[Figure record listings]
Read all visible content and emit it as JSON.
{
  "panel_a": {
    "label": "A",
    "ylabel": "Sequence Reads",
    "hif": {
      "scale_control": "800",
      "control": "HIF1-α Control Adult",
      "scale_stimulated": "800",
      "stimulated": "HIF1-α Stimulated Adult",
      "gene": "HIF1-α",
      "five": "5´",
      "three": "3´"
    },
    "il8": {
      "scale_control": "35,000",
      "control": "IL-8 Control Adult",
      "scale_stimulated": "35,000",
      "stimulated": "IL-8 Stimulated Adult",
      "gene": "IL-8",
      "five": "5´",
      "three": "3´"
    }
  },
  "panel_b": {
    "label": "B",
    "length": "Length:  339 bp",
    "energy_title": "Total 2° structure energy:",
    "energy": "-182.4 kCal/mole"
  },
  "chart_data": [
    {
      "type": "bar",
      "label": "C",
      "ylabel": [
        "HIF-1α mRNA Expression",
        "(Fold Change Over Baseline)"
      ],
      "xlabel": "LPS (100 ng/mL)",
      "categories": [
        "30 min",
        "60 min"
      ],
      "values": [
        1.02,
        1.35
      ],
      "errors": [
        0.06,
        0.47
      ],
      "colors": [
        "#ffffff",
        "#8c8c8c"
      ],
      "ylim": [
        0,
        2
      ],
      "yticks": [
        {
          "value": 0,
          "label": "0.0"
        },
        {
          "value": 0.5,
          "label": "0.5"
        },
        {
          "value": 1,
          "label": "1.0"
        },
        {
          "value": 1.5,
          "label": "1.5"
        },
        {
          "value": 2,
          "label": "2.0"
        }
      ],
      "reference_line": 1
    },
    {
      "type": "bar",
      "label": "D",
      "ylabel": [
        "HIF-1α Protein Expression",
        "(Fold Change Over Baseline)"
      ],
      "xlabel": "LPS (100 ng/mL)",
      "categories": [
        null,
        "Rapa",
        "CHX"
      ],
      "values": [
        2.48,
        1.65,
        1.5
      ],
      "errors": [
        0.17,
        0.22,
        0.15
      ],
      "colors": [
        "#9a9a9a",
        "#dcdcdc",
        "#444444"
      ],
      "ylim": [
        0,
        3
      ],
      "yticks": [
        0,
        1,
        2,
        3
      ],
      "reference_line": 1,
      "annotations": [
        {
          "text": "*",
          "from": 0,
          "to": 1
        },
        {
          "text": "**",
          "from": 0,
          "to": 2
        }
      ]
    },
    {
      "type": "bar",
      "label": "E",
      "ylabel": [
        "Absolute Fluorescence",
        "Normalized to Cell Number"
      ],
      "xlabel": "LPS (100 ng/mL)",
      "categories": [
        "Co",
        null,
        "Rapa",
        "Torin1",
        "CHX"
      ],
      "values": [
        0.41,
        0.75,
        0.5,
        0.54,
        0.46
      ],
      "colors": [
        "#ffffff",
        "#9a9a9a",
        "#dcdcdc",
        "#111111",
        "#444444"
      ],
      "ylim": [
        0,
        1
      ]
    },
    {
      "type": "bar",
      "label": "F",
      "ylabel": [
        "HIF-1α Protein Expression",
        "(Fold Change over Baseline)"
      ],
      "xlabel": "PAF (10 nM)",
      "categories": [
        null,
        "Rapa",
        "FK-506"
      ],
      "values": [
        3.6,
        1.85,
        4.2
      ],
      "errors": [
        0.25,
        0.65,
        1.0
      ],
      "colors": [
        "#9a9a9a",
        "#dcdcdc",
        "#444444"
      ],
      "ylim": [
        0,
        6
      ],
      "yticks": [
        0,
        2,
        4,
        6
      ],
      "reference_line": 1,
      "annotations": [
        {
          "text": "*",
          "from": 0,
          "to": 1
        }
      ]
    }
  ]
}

__WORK ORDER__: What this exercise asks for is an exact copy of all the records.

__TASK RESULT__:
Read all visible content and emit it as JSON.
{
  "panel_a": {
    "label": "A",
    "ylabel": "Sequence Reads",
    "hif": {
      "scale_control": "800",
      "control": "HIF1-α Control Adult",
      "scale_stimulated": "800",
      "stimulated": "HIF1-α Stimulated Adult",
      "gene": "HIF1-α",
      "five": "5´",
      "three": "3´"
    },
    "il8": {
      "scale_control": "35,000",
      "control": "IL-8 Control Adult",
      "scale_stimulated": "35,000",
      "stimulated": "IL-8 Stimulated Adult",
      "gene": "IL-8",
      "five": "5´",
      "three": "3´"
    }
  },
  "panel_b": {
    "label": "B",
    "length": "Length:  339 bp",
    "energy_title": "Total 2° structure energy:",
    "energy": "-182.4 kCal/mole"
  },
  "chart_data": [
    {
      "type": "bar",
      "label": "C",
      "ylabel": [
        "HIF-1α mRNA Expression",
        "(Fold Change Over Baseline)"
      ],
      "xlabel": "LPS (100 ng/mL)",
      "categories": [
        "30 min",
        "60 min"
      ],
      "values": [
        1.02,
        1.35
      ],
      "errors": [
        0.06,
        0.47
      ],
      "colors": [
        "#ffffff",
        "#8c8c8c"
      ],
      "ylim": [
        0,
        2
      ],
      "yticks": [
        {
          "value": 0,
          "label": "0.0"
        },
        {
          "value": 0.5,
          "label": "0.5"
        },
        {
          "value": 1,
          "label": "1.0"
        },
        {
          "value": 1.5,
          "label": "1.5"
        },
        {
          "value": 2,
          "label": "2.0"
        }
      ],
      "reference_line": 1
    },
    {
      "type": "bar",
      "label": "D",
      "ylabel": [
        "HIF-1α Protein Expression",
        "(Fold Change Over Baseline)"
      ],
      "xlabel": "LPS (100 ng/mL)",
      "categories": [
        null,
        "Rapa",
        "CHX"
      ],
      "values": [
        2.48,
        1.65,
        1.5
      ],
      "errors": [
        0.17,
        0.22,
        0.15
      ],
      "colors": [
        "#9a9a9a",
        "#dcdcdc",
        "#444444"
      ],
      "ylim": [
        0,
        3
      ],
      "yticks": [
        0,
        1,
        2,
        3
      ],
      "reference_line": 1,
      "annotations": [
        {
          "text": "*",
          "from": 0,
          "to": 1
        },
        {
          "text": "**",
          "from": 0,
          "to": 2
        }
      ]
    },
    {
      "type": "bar",
      "label": "E",
      "ylabel": [
        "Absolute Fluorescence",
        "Normalized to Cell Number"
      ],
      "xlabel": "LPS (100 ng/mL)",
      "categories": [
        "Co",
        null,
        "Rapa",
        "Torin1",
        "CHX"
      ],
      "values": [
        0.41,
        0.75,
        0.5,
        0.54,
        0.46
      ],
      "colors": [
        "#ffffff",
        "#9a9a9a",
        "#dcdcdc",
        "#111111",
        "#444444"
      ],
      "ylim": [
        0,
        1
      ]
    },
    {
      "type": "bar",
      "label": "F",
      "ylabel": [
        "HIF-1α Protein Expression",
        "(Fold Change over Baseline)"
      ],
      "xlabel": "PAF (10 nM)",
      "categories": [
        null,
        "Rapa",
        "FK-506"
      ],
      "values": [
        3.6,
        1.85,
        4.2
      ],
      "errors": [
        0.25,
        0.65,
        1.0
      ],
      "colors": [
        "#9a9a9a",
        "#dcdcdc",
        "#444444"
      ],
      "ylim": [
        0,
        6
      ],
      "yticks": [
        0,
        2,
        4,
        6
      ],
      "reference_line": 1,
      "annotations": [
        {
          "text": "*",
          "from": 0,
          "to": 1
        }
      ]
    }
  ]
}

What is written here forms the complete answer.